____ PASSAGE TO READ
Passing missingness as mask to model (Tabular Autoencoder)

Postradamus · July 4, 2022, 1:04pm

Hi, I hope this is the right place for this question.

Context
I am working on a problem where I want to impute missing values in tabular data. Hence I came across the walkwithfastai site on tabular autoencoders which already helped me a lot. I got this working on my problem, but of course I now want to modify it , because I want to try model architectures that directly make use of the missingness. But I am unsure how to move forward.

What I want to do is pass two additional tensors to my model, on top of the continuous and categorical tensors, indicating missingness in both continuous and categorical features.

The question
How should I best approach returning two additional tensors from a modified TabularPandas class indicating missingness / what places need modification?

Currently I’m thinking here in ReadTabBatchIdentity

class ReadTabBatchIdentity(ItemTransform):
    "Read a batch of data and return the inputs as both `x` and `y`"
    def __init__(self, to): store_attr()

    def encodes(self, to):
        if not to.with_cont: res = (tensor(to.cats).long(),) + (tensor(to.cats).long(),)
        else: res = (tensor(to.cats).long(),tensor(to.conts).float()) + (tensor(to.cats).long(), tensor(to.conts).float())
        if to.device is not None: res = to_device(res, to.device)
        return res

one would “just” need to add references to something like to.cats_missing or to.conts_missing. But then I’m not sure if that’s the best way to go and how I’d actually do that.

Any help is greatly appreciated!
________
____ RAW DATA
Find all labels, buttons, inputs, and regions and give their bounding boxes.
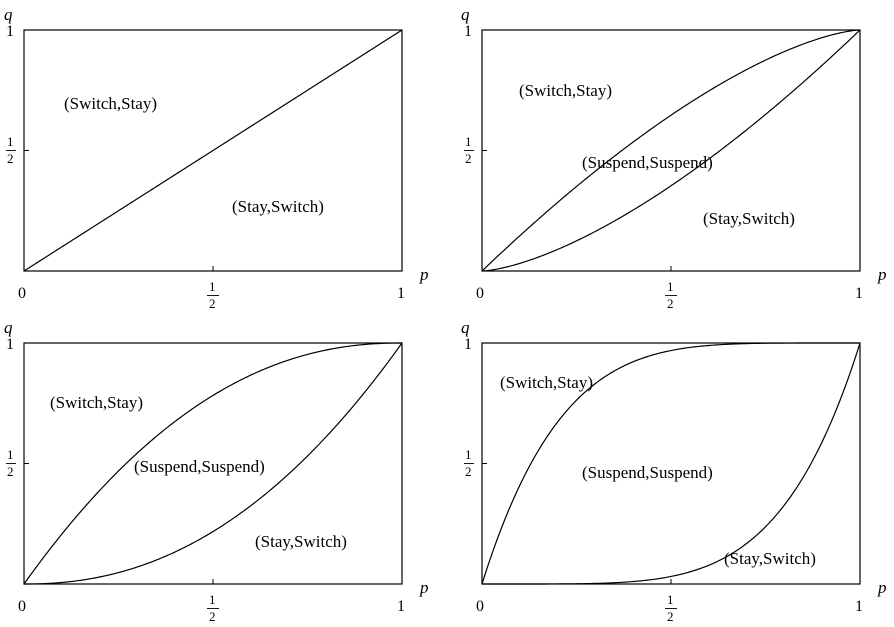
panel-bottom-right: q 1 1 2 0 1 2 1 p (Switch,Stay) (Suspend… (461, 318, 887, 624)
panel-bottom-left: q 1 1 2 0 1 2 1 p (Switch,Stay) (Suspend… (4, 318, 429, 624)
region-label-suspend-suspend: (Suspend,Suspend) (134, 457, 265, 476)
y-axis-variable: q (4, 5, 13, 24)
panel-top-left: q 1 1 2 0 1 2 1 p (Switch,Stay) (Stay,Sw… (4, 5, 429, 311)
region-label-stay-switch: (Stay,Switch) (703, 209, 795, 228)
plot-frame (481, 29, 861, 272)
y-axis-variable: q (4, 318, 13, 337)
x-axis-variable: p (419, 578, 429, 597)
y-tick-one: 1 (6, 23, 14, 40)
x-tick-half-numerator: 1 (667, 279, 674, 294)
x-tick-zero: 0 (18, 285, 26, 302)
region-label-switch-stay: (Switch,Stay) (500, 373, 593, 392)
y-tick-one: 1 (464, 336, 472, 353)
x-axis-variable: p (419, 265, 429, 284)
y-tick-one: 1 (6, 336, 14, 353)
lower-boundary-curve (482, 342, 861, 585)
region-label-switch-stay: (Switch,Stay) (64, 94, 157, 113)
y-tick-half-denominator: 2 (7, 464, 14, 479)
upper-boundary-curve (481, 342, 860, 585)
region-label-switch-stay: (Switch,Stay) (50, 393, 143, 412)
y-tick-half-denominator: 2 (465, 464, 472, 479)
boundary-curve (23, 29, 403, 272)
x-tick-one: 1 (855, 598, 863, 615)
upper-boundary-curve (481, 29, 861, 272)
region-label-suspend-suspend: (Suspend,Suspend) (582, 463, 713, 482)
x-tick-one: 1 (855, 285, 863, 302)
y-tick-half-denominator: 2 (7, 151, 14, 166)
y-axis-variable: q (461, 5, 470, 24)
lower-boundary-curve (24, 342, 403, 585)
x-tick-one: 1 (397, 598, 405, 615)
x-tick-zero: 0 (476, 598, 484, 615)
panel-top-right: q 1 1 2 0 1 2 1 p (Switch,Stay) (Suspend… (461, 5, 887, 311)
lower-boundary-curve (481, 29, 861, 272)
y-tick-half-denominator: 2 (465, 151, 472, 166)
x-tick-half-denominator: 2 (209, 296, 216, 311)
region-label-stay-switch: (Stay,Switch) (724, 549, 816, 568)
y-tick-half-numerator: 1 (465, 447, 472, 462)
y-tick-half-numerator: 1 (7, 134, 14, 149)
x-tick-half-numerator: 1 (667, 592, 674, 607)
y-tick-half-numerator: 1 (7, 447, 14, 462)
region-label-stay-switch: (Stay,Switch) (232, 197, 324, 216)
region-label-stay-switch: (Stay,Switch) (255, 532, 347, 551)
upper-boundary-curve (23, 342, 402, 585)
________
• [REQUIRED WORK]
1. In the forum thread on the tabular autoencoder, what site did the poster come across that had already helped a lot?
2. List every attribute of `to` that the `encodes` method in the forum thread's code reads.
3. Using the forum thread, decide whether each statement agrees with it. Answer yes or no and quote the words that settle it.
(a) The poster had already gotten the tabular autoencoder working on their problem.
(b) The thread was posted in 2021.
(c) The poster is sure that adding references such as to.cats_missing is the best approach.
Answer from the forum thread alone.

• [EXERCISE SOLUTIONS]
1. The walkwithfastai site on tabular autoencoders.

2. with_cont, cats, conts, device

3.
(a) Yes: "I got this working on my problem"
(b) No: "July 4, 2022, 1:04pm"
(c) No: "But then I’m not sure if that’s the best way to go"